TASK ITEM A
Answer the following from the text on cognitive decline in iRBD.
(i) Which cited study reported a worsening of working memory in patients with iRBD?
(ii) In which cognitive function did the one study that considered aging find a decline in iRBD patients relative to healthy controls?
(iii) In the authors' own study, what kind of interaction was not significant?
TASK ITEM B
Write out the part of the text on cognitive decline in iRBD from "In our study, a" to "difference was found.".

EXERCISE TEXT
Although previous longitudinal studies that included follow-up data in patients with iRBD reported a significant worsening of visuospatial learning, (Fantini et al., 2011) non-verbal logic, (Terzaghi et al., 2013) attention, (Terzaghi et al., 2013) executive functions, (Terzaghi et al., 2013) and working memory, (Youn et al., 2016) these studies did not consider the effects of aging. Only one study considered the effects of aging, and the authors found a cognitive decline in visual-form discrimination in patients with iRBD compared to that in healthy controls (Campabadal et al., 2020).

In our study, a significant difference was found between the iRBD and control groups but no significant group-by-age interaction could help explain the structural MRI results. We believe that the initial larger structural degeneration due to iRBD affects cognitive function and causes initial cognitive degeneration, which resulted in inter-group differences. Subsequently, the cognitive decline was similar between the iRBD and healthy control groups; therefore, no group-by-age difference was found.

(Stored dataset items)
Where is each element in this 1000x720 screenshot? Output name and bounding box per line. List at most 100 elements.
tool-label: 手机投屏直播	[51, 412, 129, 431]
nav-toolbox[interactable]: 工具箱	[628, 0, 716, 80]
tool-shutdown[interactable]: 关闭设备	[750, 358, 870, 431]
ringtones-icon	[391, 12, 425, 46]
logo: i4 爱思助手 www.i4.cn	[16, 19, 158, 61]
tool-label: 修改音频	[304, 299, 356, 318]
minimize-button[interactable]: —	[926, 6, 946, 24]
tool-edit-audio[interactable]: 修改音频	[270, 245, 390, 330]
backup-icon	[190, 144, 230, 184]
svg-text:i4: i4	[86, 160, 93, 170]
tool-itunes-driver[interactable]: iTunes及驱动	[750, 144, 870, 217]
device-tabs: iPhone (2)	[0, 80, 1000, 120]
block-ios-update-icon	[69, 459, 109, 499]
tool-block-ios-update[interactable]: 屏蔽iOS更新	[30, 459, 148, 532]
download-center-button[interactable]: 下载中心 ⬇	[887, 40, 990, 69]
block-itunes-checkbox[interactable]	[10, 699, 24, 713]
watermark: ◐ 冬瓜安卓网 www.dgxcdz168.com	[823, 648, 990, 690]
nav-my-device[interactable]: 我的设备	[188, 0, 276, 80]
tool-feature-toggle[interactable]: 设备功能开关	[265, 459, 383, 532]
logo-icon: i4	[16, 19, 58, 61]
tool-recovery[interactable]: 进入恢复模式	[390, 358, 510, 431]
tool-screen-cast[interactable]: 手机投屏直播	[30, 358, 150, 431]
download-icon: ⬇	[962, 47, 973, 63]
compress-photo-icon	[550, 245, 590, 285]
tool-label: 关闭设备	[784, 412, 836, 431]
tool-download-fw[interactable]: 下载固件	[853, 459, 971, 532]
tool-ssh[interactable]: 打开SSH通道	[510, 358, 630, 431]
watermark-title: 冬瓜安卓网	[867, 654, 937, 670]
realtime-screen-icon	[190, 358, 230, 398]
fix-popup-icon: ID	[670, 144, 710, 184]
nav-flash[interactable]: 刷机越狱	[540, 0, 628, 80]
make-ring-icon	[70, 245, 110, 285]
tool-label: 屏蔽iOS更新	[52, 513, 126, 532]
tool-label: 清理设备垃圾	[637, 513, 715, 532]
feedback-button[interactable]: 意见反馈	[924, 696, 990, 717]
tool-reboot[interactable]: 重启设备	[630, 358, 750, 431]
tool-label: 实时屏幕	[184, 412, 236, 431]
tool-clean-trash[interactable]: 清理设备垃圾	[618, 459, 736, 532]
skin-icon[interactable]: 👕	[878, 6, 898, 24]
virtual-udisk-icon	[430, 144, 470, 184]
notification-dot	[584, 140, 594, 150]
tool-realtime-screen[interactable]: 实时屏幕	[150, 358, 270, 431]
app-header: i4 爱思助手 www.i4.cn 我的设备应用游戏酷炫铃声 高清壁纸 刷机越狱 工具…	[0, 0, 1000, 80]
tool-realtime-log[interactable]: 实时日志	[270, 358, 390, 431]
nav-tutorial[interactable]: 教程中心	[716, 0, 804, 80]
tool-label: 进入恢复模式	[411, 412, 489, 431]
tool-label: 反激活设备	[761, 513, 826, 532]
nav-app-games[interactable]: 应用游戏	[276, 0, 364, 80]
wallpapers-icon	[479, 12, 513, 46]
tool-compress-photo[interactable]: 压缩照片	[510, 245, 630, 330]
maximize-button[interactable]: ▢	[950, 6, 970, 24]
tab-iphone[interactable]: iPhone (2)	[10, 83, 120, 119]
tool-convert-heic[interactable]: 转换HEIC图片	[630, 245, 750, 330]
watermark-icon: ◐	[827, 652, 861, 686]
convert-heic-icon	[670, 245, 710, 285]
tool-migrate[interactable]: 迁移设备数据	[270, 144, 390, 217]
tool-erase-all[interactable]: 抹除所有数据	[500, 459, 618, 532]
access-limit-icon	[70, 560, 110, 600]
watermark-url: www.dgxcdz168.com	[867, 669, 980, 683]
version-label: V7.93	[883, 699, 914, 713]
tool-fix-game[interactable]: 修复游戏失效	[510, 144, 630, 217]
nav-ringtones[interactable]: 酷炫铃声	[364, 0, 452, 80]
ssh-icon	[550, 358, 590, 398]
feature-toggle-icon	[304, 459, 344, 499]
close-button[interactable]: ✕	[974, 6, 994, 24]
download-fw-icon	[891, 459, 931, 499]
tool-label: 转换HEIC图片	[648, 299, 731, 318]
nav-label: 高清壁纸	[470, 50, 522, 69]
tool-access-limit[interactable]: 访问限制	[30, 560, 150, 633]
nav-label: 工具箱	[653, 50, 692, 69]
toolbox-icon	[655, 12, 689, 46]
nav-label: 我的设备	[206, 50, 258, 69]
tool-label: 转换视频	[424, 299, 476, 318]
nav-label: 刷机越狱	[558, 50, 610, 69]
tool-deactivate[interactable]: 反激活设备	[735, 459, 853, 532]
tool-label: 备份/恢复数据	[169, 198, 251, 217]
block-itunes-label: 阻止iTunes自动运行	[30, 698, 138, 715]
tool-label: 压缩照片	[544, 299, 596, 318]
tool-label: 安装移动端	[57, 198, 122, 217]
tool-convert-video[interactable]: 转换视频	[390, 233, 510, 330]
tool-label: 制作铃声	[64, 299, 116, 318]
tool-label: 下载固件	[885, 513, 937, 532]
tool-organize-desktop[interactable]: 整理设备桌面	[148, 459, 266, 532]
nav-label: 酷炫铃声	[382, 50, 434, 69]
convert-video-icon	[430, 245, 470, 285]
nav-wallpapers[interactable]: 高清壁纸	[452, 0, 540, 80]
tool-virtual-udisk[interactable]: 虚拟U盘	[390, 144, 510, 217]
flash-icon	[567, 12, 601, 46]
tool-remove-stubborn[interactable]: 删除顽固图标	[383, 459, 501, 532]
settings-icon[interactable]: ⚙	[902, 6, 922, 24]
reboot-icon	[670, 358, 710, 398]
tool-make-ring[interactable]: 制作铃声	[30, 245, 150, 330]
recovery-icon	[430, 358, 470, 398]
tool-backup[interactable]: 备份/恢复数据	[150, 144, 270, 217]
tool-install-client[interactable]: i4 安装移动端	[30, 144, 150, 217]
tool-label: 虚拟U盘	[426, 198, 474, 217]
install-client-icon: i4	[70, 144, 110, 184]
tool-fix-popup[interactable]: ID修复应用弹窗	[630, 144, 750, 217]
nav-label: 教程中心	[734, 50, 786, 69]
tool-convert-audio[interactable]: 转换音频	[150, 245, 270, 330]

EXPECTED ANSWER A
(i) Youn et al., 2016
(ii) Visual-form discrimination
(iii) A group-by-age interaction

EXPECTED ANSWER B
In our study, a significant difference was found between the iRBD and control groups but no significant group-by-age interaction could help explain the structural MRI results. We believe that the initial larger structural degeneration due to iRBD affects cognitive function and causes initial cognitive degeneration, which resulted in inter-group differences. Subsequently, the cognitive decline was similar between the iRBD and healthy control groups; therefore, no group-by-age difference was found.